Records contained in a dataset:

——

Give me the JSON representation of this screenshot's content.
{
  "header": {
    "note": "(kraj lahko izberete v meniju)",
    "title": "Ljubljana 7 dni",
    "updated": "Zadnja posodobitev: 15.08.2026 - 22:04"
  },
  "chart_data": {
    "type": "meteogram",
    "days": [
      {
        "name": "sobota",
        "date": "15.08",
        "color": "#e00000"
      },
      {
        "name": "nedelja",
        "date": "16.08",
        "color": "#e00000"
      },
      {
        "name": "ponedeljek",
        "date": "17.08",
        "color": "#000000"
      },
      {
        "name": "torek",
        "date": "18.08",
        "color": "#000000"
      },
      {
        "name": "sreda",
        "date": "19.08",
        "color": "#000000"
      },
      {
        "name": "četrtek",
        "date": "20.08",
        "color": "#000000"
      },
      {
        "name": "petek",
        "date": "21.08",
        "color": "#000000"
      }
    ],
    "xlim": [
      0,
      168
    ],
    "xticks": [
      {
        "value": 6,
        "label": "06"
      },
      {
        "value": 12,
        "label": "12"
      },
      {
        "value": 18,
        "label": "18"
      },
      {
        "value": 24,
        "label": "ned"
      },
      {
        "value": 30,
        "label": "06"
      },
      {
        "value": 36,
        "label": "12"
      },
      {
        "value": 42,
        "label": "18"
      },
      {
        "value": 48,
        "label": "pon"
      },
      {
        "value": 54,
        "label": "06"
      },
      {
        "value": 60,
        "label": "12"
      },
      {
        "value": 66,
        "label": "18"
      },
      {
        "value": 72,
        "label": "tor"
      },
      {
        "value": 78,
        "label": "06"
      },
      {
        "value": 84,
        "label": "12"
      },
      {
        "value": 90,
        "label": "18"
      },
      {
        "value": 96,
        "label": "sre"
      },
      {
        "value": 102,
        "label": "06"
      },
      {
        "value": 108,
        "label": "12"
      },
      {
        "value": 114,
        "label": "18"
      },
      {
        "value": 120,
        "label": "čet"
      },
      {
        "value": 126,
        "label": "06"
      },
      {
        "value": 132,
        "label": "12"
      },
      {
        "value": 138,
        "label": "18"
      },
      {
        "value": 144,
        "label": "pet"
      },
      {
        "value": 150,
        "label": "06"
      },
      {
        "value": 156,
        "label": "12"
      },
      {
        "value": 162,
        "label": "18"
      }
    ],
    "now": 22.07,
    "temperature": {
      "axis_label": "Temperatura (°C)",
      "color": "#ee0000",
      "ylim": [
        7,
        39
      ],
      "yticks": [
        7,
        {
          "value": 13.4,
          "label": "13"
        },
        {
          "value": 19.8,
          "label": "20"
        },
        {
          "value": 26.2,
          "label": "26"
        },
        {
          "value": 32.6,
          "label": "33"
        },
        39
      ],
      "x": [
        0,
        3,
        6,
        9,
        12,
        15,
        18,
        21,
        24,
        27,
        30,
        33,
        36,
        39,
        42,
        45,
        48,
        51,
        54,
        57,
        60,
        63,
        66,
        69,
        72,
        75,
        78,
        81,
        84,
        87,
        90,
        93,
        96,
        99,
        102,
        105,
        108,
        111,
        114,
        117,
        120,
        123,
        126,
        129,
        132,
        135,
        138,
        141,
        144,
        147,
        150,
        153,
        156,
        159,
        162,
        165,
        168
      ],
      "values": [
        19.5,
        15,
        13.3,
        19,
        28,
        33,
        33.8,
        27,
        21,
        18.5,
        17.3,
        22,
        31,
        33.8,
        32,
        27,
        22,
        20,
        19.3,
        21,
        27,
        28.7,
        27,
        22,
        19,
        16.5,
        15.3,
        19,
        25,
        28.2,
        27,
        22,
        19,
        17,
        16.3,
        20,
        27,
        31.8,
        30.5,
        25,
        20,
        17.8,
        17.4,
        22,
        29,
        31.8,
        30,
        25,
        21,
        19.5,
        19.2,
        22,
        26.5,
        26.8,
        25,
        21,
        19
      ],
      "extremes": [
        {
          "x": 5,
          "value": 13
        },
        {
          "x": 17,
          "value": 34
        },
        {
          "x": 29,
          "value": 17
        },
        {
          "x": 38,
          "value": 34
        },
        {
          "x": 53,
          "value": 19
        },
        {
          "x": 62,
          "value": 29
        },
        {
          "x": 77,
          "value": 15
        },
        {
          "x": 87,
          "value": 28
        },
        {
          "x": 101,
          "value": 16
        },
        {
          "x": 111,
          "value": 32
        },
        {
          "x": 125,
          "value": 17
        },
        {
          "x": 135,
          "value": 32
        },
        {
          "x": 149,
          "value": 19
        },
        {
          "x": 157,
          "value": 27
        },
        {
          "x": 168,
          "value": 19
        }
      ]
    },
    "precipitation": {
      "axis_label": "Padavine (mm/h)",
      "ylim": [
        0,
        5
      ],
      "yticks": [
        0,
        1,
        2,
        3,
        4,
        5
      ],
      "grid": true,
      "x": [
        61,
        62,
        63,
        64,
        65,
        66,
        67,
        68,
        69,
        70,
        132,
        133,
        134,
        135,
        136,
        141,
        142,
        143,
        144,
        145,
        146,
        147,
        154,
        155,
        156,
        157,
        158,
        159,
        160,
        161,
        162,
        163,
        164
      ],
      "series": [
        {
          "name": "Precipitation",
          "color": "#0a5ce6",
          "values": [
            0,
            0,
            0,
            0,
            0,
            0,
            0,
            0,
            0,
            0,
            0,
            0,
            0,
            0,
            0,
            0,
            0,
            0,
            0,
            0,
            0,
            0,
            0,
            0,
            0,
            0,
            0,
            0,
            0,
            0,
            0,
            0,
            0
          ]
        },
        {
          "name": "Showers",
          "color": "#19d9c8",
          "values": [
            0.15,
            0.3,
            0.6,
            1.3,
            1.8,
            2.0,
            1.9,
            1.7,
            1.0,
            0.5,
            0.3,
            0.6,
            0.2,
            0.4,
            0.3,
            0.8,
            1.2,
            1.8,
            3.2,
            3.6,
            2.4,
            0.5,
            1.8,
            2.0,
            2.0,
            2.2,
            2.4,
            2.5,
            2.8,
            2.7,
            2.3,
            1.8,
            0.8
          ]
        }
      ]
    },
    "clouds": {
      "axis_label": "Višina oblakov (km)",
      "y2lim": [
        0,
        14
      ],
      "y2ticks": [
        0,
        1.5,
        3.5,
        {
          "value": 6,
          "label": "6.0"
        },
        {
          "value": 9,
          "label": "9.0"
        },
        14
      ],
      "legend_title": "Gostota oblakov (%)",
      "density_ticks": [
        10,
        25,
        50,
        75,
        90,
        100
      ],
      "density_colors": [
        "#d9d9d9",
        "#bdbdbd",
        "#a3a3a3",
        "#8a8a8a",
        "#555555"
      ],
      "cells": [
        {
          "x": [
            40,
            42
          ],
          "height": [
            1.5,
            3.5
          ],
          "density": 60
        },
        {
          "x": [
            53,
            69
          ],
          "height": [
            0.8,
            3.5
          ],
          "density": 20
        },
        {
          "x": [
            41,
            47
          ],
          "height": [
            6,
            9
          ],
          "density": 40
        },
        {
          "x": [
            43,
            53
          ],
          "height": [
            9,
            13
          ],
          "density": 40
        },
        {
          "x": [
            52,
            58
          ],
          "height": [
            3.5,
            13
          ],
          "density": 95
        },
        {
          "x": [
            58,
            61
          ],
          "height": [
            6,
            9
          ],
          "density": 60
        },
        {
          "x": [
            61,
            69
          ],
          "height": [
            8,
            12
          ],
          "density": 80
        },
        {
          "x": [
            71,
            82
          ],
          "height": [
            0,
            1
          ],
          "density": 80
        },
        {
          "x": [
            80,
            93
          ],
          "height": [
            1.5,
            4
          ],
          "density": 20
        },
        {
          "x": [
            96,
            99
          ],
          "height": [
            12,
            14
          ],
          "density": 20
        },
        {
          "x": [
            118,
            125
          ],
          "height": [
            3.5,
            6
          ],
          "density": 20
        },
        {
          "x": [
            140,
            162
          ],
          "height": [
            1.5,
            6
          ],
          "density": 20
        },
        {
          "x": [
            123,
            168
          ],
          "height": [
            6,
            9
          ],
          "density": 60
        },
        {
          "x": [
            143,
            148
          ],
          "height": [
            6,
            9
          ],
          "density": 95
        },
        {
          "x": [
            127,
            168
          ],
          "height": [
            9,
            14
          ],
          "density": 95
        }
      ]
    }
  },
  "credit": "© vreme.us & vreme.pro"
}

——

#### Prompt
Wherever the string "oblakov" appears in the entries above, list that line.

#### The completed task
      "axis_label": "Višina oblakov (km)",
      "legend_title": "Gostota oblakov (%)",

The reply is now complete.